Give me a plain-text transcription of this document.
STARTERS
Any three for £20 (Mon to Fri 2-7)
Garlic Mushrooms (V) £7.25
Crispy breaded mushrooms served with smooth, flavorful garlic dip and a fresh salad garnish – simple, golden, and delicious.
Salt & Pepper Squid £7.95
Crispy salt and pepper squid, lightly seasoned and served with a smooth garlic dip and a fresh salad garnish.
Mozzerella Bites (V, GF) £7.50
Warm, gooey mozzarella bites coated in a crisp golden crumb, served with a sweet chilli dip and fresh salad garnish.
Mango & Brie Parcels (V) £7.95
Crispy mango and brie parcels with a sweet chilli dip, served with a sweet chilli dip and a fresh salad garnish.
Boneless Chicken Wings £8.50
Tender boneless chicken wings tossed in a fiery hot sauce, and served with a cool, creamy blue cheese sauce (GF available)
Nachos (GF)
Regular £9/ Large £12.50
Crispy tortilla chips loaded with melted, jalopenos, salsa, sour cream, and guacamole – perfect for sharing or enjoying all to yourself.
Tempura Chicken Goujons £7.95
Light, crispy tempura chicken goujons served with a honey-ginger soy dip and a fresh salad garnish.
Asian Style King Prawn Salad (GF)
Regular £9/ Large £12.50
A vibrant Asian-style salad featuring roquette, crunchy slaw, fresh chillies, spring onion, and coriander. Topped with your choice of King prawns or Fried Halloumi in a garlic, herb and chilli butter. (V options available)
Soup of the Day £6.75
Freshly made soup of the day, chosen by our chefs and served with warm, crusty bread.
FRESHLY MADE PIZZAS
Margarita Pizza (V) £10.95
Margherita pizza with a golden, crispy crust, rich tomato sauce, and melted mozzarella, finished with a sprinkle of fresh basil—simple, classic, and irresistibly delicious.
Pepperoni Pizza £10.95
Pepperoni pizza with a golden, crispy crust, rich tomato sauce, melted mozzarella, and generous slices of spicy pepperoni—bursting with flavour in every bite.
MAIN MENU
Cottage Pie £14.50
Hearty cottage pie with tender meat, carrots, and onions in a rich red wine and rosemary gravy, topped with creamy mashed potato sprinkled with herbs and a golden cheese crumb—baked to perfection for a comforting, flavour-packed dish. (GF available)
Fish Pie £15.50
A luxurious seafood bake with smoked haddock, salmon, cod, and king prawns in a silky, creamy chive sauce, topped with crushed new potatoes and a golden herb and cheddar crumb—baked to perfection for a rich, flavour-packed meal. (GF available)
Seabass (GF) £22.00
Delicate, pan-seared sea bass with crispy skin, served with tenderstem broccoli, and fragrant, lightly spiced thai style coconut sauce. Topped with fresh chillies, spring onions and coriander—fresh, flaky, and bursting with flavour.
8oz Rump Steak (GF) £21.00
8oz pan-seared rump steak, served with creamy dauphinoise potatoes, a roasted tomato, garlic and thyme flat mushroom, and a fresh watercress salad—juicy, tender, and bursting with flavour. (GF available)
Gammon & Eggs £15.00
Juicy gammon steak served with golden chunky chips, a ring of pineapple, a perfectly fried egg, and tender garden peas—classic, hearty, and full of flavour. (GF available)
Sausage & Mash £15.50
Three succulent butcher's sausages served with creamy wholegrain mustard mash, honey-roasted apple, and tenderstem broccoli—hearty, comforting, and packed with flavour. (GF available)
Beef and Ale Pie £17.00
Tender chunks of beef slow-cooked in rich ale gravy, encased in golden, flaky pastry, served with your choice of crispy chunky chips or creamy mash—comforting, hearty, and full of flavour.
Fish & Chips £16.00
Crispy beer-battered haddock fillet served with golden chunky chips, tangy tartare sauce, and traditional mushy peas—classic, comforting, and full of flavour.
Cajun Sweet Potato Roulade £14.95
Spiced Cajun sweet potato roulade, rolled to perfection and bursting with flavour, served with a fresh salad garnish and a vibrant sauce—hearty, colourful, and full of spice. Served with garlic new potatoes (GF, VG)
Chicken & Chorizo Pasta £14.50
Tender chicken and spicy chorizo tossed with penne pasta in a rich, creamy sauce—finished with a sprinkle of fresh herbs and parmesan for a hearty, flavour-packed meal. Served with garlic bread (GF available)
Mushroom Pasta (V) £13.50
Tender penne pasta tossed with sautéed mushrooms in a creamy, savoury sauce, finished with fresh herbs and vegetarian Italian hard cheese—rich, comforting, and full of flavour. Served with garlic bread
-=-=-
Set task: Look through the entries and find each line that has the string "onions". Copy those lines.

Task result:
Hearty cottage pie with tender meat, carrots, and onions in a rich red wine and rosemary gravy, topped with creamy mashed potato sprinkled with herbs and a golden cheese crumb—baked to perfection for a comforting, flavour-packed dish. (GF available)
Delicate, pan-seared sea bass with crispy skin, served with tenderstem broccoli, and fragrant, lightly spiced thai style coconut sauce. Topped with fresh chillies, spring onions and coriander—fresh, flaky, and bursting with flavour.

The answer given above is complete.